DO THIS = Exclude the pictures and retype the entries as written.

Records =
--- BEGIN ---
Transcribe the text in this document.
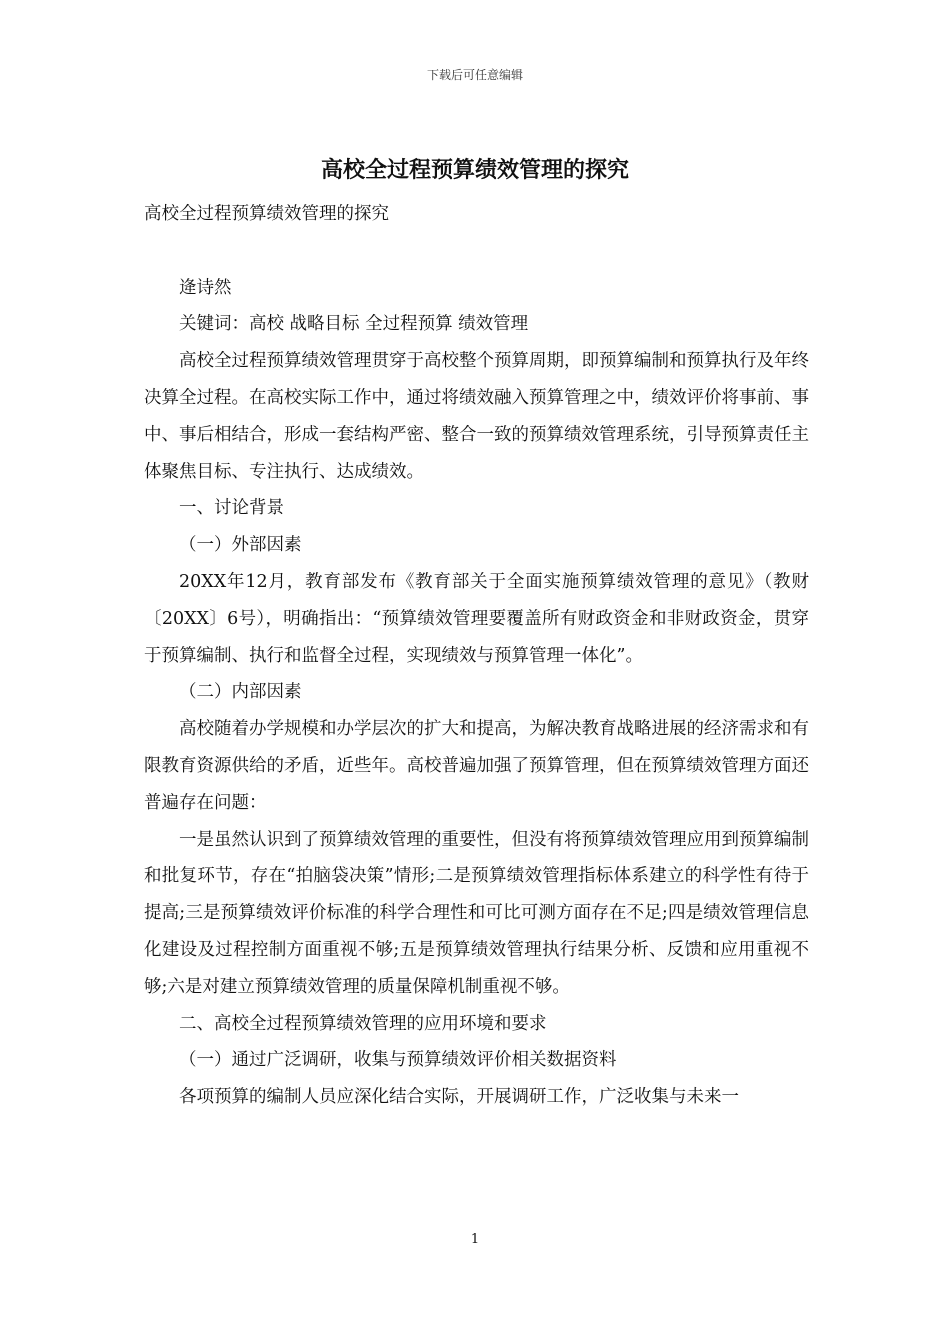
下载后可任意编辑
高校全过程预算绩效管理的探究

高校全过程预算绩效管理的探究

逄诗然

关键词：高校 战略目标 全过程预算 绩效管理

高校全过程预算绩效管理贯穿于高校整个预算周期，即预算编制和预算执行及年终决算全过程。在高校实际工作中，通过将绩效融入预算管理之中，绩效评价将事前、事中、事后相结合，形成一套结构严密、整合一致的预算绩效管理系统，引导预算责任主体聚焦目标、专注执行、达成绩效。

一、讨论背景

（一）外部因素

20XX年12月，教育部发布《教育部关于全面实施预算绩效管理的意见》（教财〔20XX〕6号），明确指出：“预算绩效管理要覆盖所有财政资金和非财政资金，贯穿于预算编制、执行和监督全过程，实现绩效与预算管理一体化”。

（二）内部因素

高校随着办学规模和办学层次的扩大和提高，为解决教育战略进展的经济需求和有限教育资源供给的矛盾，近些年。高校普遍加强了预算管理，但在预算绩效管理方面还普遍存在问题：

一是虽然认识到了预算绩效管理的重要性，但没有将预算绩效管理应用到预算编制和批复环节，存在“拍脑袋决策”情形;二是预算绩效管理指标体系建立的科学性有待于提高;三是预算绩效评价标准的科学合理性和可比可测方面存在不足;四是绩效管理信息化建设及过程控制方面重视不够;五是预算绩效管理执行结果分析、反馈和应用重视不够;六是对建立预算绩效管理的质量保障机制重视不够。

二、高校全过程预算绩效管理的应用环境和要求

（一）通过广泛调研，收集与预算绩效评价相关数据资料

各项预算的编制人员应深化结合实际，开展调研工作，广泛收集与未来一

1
--- END ---
TASK SOLUTION =
Transcribe the text in this document.
下载后可任意编辑
高校全过程预算绩效管理的探究

高校全过程预算绩效管理的探究

逄诗然

关键词：高校 战略目标 全过程预算 绩效管理

高校全过程预算绩效管理贯穿于高校整个预算周期，即预算编制和预算执行及年终决算全过程。在高校实际工作中，通过将绩效融入预算管理之中，绩效评价将事前、事中、事后相结合，形成一套结构严密、整合一致的预算绩效管理系统，引导预算责任主体聚焦目标、专注执行、达成绩效。

一、讨论背景

（一）外部因素

20XX年12月，教育部发布《教育部关于全面实施预算绩效管理的意见》（教财〔20XX〕6号），明确指出：“预算绩效管理要覆盖所有财政资金和非财政资金，贯穿于预算编制、执行和监督全过程，实现绩效与预算管理一体化”。

（二）内部因素

高校随着办学规模和办学层次的扩大和提高，为解决教育战略进展的经济需求和有限教育资源供给的矛盾，近些年。高校普遍加强了预算管理，但在预算绩效管理方面还普遍存在问题：

一是虽然认识到了预算绩效管理的重要性，但没有将预算绩效管理应用到预算编制和批复环节，存在“拍脑袋决策”情形;二是预算绩效管理指标体系建立的科学性有待于提高;三是预算绩效评价标准的科学合理性和可比可测方面存在不足;四是绩效管理信息化建设及过程控制方面重视不够;五是预算绩效管理执行结果分析、反馈和应用重视不够;六是对建立预算绩效管理的质量保障机制重视不够。

二、高校全过程预算绩效管理的应用环境和要求

（一）通过广泛调研，收集与预算绩效评价相关数据资料

各项预算的编制人员应深化结合实际，开展调研工作，广泛收集与未来一

1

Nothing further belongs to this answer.